■ Directions for this task ■
Write the data out again exactly, dropping any images it holds.

┄┄┄┄┄┄┄┄┄┄┄┄┄┄┄┄┄┄┄┄

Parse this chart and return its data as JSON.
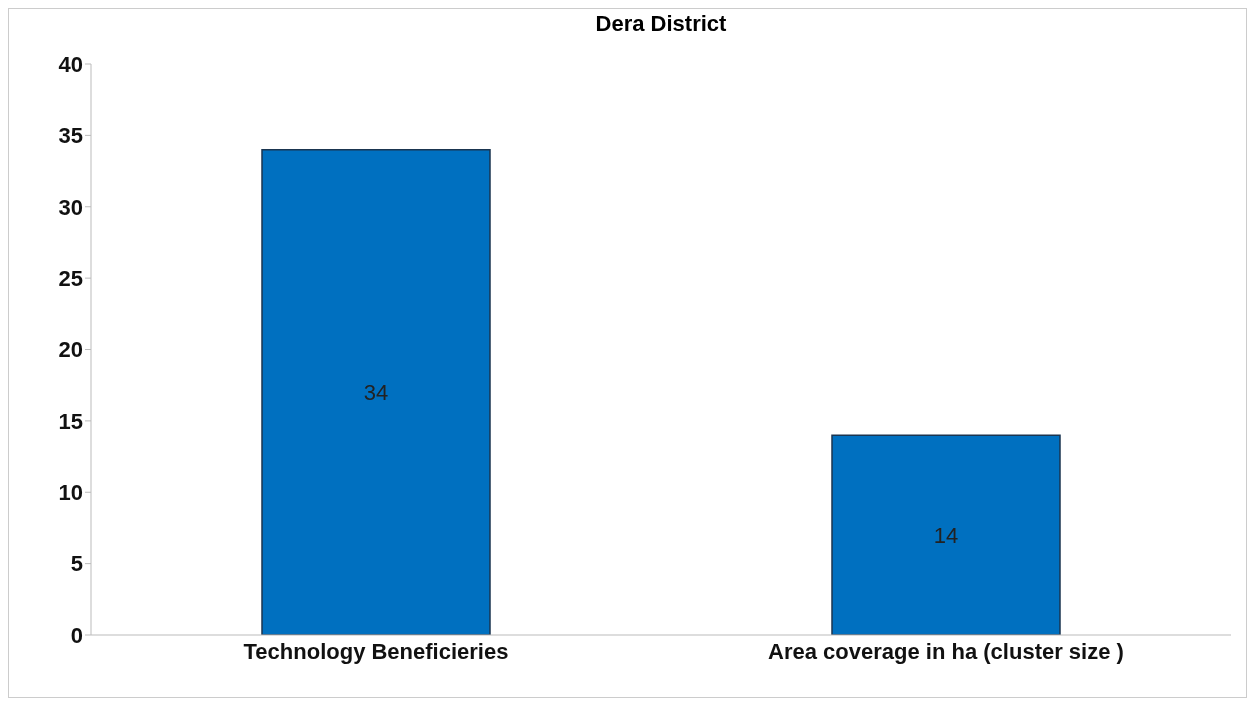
{
  "chart_data": {
    "type": "bar",
    "title": "Dera District",
    "categories": [
      "Technology Beneficieries",
      "Area coverage in ha (cluster size )"
    ],
    "values": [
      34,
      14
    ],
    "color": "#0070c0",
    "ylim": [
      0,
      40
    ],
    "yticks": [
      0,
      5,
      10,
      15,
      20,
      25,
      30,
      35,
      40
    ],
    "grid": false,
    "data_labels": true
  }
}
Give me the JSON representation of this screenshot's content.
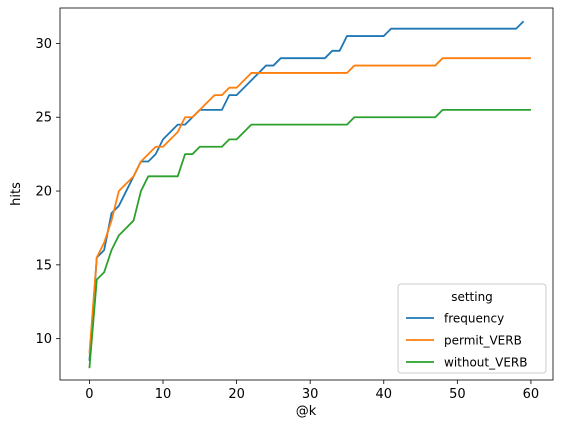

┄┄┄┄┄┄┄┄┄┄┄┄┄┄┄┄┄┄┄┄

■ Reply to the exercise ■
Parse this chart and return its data as JSON.
{
  "chart_data": {
    "type": "bar",
    "title": "Dera District",
    "categories": [
      "Technology Beneficieries",
      "Area coverage in ha (cluster size )"
    ],
    "values": [
      34,
      14
    ],
    "color": "#0070c0",
    "ylim": [
      0,
      40
    ],
    "yticks": [
      0,
      5,
      10,
      15,
      20,
      25,
      30,
      35,
      40
    ],
    "grid": false,
    "data_labels": true
  }
}
Give me the JSON representation of this screenshot's content.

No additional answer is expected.